▸ DATA EXCERPTS
begin

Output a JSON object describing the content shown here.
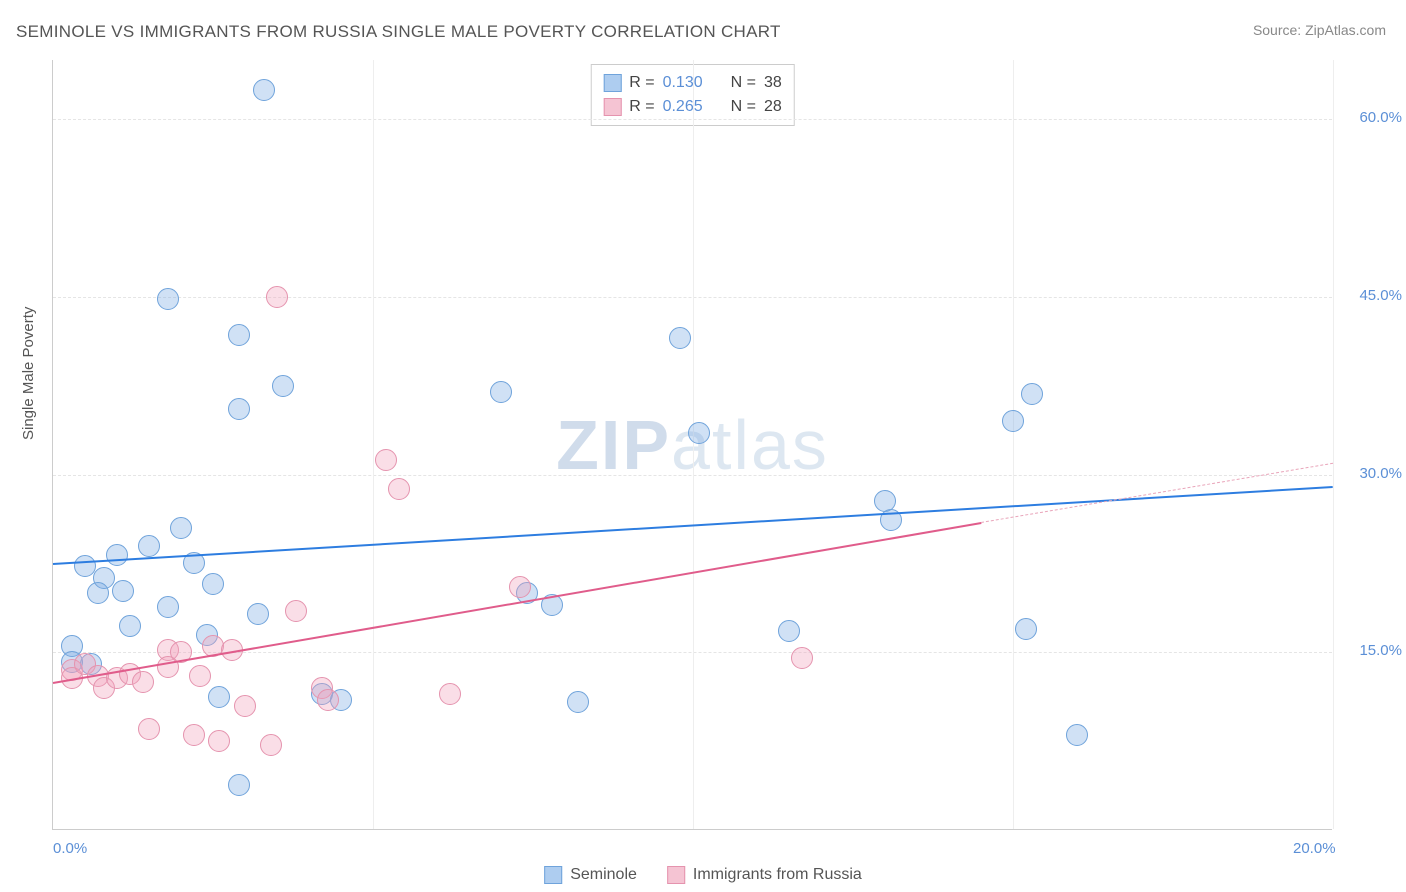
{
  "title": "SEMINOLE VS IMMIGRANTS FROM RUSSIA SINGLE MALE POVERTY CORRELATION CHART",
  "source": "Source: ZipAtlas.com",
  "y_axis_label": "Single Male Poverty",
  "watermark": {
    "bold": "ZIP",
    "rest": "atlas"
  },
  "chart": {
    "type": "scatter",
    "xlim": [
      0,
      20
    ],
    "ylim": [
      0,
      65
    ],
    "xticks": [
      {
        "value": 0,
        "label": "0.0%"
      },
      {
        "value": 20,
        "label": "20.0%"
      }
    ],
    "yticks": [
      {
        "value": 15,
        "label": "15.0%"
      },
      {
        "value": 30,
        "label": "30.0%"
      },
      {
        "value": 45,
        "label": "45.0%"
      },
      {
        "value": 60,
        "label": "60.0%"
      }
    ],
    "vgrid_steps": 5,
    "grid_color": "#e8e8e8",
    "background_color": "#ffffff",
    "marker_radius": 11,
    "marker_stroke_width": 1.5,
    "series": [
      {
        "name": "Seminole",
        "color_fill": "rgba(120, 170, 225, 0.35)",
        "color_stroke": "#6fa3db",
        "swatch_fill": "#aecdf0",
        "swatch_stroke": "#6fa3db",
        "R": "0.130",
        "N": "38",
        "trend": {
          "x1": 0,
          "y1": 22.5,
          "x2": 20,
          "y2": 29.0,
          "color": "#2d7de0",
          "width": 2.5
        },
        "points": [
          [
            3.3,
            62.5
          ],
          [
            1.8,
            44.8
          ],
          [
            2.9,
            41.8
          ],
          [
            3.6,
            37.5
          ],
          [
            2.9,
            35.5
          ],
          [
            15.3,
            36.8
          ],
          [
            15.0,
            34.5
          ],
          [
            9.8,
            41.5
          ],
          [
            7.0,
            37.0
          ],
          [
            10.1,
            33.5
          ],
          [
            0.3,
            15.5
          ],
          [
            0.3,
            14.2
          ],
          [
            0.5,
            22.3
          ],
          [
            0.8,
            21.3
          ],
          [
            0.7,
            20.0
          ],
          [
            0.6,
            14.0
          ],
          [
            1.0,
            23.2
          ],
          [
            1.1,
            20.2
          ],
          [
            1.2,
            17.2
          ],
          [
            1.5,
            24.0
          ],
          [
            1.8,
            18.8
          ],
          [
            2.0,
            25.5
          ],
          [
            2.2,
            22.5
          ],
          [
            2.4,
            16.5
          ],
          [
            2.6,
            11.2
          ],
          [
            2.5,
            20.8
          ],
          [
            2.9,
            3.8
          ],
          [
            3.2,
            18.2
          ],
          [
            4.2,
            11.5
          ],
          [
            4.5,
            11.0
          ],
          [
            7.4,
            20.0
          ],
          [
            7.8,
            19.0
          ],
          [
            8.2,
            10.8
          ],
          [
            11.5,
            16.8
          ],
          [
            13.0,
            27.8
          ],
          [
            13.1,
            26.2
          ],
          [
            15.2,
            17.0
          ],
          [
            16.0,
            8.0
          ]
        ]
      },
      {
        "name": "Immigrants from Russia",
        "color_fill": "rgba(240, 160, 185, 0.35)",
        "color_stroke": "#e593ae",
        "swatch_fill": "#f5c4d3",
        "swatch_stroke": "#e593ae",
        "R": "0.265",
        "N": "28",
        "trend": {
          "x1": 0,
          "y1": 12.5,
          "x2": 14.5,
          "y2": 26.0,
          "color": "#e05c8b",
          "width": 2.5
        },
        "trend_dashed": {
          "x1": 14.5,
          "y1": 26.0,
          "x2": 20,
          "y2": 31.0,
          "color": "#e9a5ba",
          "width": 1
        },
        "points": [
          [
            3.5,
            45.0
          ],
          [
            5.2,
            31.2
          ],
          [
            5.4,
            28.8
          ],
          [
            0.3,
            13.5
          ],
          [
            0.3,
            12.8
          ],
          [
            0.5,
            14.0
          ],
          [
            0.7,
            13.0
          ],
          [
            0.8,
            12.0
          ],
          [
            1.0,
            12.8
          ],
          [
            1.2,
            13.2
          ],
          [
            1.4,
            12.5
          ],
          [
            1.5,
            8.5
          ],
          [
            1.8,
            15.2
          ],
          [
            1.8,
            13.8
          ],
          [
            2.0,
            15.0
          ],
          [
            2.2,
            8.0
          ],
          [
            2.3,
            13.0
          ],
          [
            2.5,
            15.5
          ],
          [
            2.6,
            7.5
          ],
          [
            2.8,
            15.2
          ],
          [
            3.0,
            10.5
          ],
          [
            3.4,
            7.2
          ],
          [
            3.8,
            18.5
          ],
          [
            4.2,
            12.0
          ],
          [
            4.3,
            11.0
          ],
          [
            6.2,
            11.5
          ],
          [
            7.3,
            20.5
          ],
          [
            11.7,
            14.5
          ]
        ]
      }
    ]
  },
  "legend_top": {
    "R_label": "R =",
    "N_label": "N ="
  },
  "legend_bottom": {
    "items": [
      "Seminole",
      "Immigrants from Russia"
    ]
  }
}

end

▸ WHAT IS BEING ASKED
Leave out the pictures and transcribe everything else exactly.

▸ THE SOLUTION
Output a JSON object describing the content shown here.
{
  "title": "SEMINOLE VS IMMIGRANTS FROM RUSSIA SINGLE MALE POVERTY CORRELATION CHART",
  "source": "Source: ZipAtlas.com",
  "y_axis_label": "Single Male Poverty",
  "watermark": {
    "bold": "ZIP",
    "rest": "atlas"
  },
  "chart": {
    "type": "scatter",
    "xlim": [
      0,
      20
    ],
    "ylim": [
      0,
      65
    ],
    "xticks": [
      {
        "value": 0,
        "label": "0.0%"
      },
      {
        "value": 20,
        "label": "20.0%"
      }
    ],
    "yticks": [
      {
        "value": 15,
        "label": "15.0%"
      },
      {
        "value": 30,
        "label": "30.0%"
      },
      {
        "value": 45,
        "label": "45.0%"
      },
      {
        "value": 60,
        "label": "60.0%"
      }
    ],
    "vgrid_steps": 5,
    "grid_color": "#e8e8e8",
    "background_color": "#ffffff",
    "marker_radius": 11,
    "marker_stroke_width": 1.5,
    "series": [
      {
        "name": "Seminole",
        "color_fill": "rgba(120, 170, 225, 0.35)",
        "color_stroke": "#6fa3db",
        "swatch_fill": "#aecdf0",
        "swatch_stroke": "#6fa3db",
        "R": "0.130",
        "N": "38",
        "trend": {
          "x1": 0,
          "y1": 22.5,
          "x2": 20,
          "y2": 29.0,
          "color": "#2d7de0",
          "width": 2.5
        },
        "points": [
          [
            3.3,
            62.5
          ],
          [
            1.8,
            44.8
          ],
          [
            2.9,
            41.8
          ],
          [
            3.6,
            37.5
          ],
          [
            2.9,
            35.5
          ],
          [
            15.3,
            36.8
          ],
          [
            15.0,
            34.5
          ],
          [
            9.8,
            41.5
          ],
          [
            7.0,
            37.0
          ],
          [
            10.1,
            33.5
          ],
          [
            0.3,
            15.5
          ],
          [
            0.3,
            14.2
          ],
          [
            0.5,
            22.3
          ],
          [
            0.8,
            21.3
          ],
          [
            0.7,
            20.0
          ],
          [
            0.6,
            14.0
          ],
          [
            1.0,
            23.2
          ],
          [
            1.1,
            20.2
          ],
          [
            1.2,
            17.2
          ],
          [
            1.5,
            24.0
          ],
          [
            1.8,
            18.8
          ],
          [
            2.0,
            25.5
          ],
          [
            2.2,
            22.5
          ],
          [
            2.4,
            16.5
          ],
          [
            2.6,
            11.2
          ],
          [
            2.5,
            20.8
          ],
          [
            2.9,
            3.8
          ],
          [
            3.2,
            18.2
          ],
          [
            4.2,
            11.5
          ],
          [
            4.5,
            11.0
          ],
          [
            7.4,
            20.0
          ],
          [
            7.8,
            19.0
          ],
          [
            8.2,
            10.8
          ],
          [
            11.5,
            16.8
          ],
          [
            13.0,
            27.8
          ],
          [
            13.1,
            26.2
          ],
          [
            15.2,
            17.0
          ],
          [
            16.0,
            8.0
          ]
        ]
      },
      {
        "name": "Immigrants from Russia",
        "color_fill": "rgba(240, 160, 185, 0.35)",
        "color_stroke": "#e593ae",
        "swatch_fill": "#f5c4d3",
        "swatch_stroke": "#e593ae",
        "R": "0.265",
        "N": "28",
        "trend": {
          "x1": 0,
          "y1": 12.5,
          "x2": 14.5,
          "y2": 26.0,
          "color": "#e05c8b",
          "width": 2.5
        },
        "trend_dashed": {
          "x1": 14.5,
          "y1": 26.0,
          "x2": 20,
          "y2": 31.0,
          "color": "#e9a5ba",
          "width": 1
        },
        "points": [
          [
            3.5,
            45.0
          ],
          [
            5.2,
            31.2
          ],
          [
            5.4,
            28.8
          ],
          [
            0.3,
            13.5
          ],
          [
            0.3,
            12.8
          ],
          [
            0.5,
            14.0
          ],
          [
            0.7,
            13.0
          ],
          [
            0.8,
            12.0
          ],
          [
            1.0,
            12.8
          ],
          [
            1.2,
            13.2
          ],
          [
            1.4,
            12.5
          ],
          [
            1.5,
            8.5
          ],
          [
            1.8,
            15.2
          ],
          [
            1.8,
            13.8
          ],
          [
            2.0,
            15.0
          ],
          [
            2.2,
            8.0
          ],
          [
            2.3,
            13.0
          ],
          [
            2.5,
            15.5
          ],
          [
            2.6,
            7.5
          ],
          [
            2.8,
            15.2
          ],
          [
            3.0,
            10.5
          ],
          [
            3.4,
            7.2
          ],
          [
            3.8,
            18.5
          ],
          [
            4.2,
            12.0
          ],
          [
            4.3,
            11.0
          ],
          [
            6.2,
            11.5
          ],
          [
            7.3,
            20.5
          ],
          [
            11.7,
            14.5
          ]
        ]
      }
    ]
  },
  "legend_top": {
    "R_label": "R =",
    "N_label": "N ="
  },
  "legend_bottom": {
    "items": [
      "Seminole",
      "Immigrants from Russia"
    ]
  }
}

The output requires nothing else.